• **TASK DIRECTIONS**
Scan the lines and state how many carry "ATLAS". Leave out everything but the number.

[Items from a figure collection]
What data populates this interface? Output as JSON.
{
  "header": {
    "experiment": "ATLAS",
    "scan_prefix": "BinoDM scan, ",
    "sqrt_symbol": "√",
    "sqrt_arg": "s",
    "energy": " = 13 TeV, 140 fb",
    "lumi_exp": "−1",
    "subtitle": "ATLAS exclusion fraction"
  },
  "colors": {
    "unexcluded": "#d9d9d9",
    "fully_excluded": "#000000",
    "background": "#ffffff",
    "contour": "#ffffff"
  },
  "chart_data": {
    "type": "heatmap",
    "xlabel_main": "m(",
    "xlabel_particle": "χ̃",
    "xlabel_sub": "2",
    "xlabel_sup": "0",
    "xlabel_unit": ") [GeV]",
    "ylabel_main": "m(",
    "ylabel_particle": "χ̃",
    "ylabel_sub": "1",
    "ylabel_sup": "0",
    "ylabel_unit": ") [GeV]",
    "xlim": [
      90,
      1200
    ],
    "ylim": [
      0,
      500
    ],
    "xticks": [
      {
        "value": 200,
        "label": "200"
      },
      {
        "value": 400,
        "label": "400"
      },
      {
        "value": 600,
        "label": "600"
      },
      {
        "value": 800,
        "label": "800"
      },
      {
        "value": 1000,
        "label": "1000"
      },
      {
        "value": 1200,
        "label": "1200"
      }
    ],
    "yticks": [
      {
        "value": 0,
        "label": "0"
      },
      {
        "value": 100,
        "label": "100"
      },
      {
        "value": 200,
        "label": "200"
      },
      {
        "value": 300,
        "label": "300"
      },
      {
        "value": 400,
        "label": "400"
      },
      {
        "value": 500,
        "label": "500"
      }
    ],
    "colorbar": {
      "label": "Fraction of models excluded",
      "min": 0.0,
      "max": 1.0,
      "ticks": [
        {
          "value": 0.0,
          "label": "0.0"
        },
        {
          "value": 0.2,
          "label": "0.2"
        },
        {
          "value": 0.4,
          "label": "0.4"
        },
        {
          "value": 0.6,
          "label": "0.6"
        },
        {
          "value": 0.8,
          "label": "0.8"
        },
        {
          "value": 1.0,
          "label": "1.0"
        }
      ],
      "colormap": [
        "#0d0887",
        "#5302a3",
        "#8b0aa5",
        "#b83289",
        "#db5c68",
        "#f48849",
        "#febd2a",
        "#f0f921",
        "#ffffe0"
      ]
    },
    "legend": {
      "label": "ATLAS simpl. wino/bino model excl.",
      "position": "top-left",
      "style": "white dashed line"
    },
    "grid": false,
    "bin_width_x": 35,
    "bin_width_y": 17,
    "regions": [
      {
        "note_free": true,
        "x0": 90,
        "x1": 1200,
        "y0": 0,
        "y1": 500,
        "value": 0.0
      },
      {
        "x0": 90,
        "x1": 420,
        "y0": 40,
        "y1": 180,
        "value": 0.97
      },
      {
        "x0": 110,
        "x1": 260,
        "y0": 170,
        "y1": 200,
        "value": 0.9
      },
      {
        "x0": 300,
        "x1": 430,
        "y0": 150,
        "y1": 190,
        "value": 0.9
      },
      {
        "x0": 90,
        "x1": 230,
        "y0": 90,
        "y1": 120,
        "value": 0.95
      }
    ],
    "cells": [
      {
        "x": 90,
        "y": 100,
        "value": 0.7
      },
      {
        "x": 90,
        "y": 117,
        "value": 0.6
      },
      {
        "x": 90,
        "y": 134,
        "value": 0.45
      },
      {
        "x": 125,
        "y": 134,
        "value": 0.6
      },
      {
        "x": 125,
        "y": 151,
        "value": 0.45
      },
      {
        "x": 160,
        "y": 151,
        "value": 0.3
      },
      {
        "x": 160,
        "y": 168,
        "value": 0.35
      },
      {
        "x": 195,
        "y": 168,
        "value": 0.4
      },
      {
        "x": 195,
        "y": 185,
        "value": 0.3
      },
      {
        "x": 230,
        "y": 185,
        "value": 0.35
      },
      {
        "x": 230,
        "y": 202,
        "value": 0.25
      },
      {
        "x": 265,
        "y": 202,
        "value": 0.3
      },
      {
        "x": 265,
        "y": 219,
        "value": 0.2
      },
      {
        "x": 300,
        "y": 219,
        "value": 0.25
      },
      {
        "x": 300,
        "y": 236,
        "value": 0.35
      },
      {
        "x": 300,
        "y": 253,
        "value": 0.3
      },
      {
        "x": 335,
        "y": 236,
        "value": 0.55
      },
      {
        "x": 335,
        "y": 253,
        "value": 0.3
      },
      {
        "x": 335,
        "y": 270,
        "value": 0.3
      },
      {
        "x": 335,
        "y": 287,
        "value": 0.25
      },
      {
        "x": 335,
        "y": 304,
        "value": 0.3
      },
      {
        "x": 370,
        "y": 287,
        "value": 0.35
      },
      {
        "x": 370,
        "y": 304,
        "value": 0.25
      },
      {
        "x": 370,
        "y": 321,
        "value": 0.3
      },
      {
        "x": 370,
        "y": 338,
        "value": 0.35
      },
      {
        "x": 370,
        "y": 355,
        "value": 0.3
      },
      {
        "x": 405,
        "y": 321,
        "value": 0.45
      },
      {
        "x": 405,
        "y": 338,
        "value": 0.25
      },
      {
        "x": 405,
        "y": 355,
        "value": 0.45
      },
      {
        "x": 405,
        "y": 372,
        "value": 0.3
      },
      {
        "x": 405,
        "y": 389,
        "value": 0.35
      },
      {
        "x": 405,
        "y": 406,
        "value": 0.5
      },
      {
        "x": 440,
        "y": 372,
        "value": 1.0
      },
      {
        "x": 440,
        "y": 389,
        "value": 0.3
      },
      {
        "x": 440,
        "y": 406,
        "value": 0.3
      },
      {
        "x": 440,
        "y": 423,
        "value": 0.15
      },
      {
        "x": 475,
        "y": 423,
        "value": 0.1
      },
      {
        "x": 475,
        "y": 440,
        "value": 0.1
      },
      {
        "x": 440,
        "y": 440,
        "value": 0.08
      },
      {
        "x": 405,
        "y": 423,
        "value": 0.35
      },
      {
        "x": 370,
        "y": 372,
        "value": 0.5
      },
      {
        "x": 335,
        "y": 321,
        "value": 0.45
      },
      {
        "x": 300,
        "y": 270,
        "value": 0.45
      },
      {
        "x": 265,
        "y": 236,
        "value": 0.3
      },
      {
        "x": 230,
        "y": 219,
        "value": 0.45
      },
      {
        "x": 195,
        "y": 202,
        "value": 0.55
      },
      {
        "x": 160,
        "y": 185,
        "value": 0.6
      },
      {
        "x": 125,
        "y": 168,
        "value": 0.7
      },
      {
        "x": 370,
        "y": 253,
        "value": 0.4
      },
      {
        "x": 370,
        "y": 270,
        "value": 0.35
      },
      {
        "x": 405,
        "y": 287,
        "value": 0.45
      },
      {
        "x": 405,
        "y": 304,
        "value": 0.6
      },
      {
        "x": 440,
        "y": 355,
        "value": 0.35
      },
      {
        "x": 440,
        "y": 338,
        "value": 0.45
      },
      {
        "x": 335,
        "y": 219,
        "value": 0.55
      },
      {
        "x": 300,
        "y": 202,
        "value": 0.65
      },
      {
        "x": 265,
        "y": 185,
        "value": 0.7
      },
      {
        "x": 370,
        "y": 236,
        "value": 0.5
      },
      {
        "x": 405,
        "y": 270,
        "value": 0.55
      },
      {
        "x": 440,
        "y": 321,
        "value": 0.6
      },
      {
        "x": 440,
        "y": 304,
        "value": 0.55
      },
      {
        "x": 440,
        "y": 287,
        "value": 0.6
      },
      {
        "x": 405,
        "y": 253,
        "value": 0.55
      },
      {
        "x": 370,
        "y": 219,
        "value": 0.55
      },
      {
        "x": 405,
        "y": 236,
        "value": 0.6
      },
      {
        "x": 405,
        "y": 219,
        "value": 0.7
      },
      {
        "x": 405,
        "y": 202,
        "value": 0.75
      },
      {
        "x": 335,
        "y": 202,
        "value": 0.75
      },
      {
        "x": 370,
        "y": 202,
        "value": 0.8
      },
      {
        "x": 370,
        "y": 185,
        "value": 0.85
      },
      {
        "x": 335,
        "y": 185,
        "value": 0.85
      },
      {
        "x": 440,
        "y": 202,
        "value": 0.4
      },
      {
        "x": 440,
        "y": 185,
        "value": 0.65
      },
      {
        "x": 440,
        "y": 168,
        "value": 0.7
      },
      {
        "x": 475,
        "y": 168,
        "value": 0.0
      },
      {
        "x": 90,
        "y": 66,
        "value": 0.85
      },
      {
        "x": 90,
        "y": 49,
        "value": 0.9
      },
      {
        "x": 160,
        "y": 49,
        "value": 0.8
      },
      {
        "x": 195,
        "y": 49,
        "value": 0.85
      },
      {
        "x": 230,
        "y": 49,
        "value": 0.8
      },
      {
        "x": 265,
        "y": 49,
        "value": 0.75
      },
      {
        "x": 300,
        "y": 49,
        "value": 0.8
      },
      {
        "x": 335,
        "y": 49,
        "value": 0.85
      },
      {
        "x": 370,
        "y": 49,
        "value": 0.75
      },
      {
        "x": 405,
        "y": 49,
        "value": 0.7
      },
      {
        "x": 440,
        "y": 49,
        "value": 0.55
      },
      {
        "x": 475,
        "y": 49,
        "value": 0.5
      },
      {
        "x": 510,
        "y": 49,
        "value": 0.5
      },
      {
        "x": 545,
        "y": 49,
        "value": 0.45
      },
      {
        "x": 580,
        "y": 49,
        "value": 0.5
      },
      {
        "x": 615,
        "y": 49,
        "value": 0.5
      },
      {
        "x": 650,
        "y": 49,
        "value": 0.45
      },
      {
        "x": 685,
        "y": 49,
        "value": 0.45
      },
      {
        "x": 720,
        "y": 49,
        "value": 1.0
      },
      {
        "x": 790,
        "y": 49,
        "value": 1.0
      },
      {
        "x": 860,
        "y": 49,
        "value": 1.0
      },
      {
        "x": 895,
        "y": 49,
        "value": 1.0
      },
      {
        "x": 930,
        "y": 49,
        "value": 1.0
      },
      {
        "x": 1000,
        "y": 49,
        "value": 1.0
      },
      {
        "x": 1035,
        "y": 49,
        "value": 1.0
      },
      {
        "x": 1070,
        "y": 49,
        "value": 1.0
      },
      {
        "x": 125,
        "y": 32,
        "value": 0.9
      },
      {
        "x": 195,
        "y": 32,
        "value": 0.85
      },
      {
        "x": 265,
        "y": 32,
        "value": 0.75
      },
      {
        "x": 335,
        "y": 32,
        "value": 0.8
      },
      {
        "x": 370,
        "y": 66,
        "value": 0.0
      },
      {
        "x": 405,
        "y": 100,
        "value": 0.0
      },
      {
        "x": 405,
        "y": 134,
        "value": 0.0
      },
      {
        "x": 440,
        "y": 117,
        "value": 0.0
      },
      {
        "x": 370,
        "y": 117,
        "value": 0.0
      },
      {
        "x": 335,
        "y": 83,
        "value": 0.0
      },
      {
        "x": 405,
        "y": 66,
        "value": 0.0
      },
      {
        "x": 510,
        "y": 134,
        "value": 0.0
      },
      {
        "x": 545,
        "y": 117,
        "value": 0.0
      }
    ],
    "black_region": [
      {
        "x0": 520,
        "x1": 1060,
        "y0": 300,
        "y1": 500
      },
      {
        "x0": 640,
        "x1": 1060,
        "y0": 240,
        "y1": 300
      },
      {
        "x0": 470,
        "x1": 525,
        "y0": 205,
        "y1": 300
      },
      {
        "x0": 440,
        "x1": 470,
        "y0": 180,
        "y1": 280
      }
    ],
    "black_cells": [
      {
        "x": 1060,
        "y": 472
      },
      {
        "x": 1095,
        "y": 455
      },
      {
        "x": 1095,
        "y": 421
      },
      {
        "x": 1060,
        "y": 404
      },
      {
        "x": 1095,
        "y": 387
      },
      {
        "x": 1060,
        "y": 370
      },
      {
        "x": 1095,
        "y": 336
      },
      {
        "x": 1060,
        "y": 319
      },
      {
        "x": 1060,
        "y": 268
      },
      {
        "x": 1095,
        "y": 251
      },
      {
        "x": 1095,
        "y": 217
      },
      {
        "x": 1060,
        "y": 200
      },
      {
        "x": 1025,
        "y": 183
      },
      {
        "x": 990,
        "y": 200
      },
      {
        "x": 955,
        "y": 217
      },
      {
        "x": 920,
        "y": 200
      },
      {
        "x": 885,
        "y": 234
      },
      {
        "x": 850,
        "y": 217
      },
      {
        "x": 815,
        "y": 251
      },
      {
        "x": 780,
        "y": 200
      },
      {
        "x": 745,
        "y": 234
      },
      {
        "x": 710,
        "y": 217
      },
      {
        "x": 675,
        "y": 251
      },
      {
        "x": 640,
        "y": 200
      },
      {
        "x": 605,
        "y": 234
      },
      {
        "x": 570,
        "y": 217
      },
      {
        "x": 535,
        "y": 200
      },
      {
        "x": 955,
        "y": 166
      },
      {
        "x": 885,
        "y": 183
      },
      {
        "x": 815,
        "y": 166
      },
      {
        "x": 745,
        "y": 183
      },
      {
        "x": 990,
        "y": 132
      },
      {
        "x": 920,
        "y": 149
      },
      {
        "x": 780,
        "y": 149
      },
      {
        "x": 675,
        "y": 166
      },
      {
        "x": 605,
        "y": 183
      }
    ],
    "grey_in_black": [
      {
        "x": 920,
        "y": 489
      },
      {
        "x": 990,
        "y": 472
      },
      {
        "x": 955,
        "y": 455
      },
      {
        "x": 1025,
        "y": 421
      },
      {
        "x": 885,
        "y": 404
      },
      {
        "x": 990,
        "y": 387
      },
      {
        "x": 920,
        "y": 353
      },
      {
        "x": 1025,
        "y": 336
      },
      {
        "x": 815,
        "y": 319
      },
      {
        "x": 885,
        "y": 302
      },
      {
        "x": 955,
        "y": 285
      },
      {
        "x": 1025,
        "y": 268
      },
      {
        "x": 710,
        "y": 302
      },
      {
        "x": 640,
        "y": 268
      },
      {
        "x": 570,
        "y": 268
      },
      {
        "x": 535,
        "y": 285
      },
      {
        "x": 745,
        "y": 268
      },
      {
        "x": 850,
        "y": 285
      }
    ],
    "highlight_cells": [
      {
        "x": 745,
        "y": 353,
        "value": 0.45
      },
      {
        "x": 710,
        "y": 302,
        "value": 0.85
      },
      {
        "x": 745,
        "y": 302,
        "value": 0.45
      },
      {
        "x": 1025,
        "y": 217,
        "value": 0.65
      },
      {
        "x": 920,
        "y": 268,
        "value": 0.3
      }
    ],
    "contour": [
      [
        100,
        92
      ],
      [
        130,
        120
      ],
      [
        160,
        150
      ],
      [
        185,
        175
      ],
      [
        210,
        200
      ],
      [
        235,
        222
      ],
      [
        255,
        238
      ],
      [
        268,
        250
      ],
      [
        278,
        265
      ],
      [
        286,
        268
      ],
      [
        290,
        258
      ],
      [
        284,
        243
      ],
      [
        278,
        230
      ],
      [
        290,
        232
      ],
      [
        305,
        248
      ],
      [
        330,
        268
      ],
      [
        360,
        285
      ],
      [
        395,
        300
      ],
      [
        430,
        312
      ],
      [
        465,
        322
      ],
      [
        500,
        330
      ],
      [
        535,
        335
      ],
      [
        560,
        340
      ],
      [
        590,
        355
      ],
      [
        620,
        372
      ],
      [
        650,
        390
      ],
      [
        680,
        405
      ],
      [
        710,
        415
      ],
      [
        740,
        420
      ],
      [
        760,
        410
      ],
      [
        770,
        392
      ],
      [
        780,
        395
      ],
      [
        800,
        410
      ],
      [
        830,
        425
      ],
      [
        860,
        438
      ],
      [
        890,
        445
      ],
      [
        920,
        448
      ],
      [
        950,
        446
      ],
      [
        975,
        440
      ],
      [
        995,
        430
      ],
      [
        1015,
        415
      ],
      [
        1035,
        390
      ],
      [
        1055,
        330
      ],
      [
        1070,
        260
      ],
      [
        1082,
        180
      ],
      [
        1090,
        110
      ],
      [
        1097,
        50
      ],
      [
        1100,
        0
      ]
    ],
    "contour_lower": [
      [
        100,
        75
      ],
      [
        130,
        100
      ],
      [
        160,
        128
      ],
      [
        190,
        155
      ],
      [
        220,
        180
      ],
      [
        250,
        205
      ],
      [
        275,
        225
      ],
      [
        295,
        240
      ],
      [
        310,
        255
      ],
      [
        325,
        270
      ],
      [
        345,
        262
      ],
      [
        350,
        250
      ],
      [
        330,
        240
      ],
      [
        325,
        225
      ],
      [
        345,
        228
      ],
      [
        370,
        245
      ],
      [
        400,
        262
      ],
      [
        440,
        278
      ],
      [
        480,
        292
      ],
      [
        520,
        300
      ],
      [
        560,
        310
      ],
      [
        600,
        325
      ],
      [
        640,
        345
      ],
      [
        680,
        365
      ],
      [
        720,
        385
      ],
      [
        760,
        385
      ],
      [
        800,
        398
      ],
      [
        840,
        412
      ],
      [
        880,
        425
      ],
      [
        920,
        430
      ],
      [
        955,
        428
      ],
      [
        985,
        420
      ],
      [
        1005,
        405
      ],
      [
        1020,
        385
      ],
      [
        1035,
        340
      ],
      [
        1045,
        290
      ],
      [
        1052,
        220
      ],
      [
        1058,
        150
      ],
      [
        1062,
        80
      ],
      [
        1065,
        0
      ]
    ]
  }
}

• **EXPECTED ANSWER**
3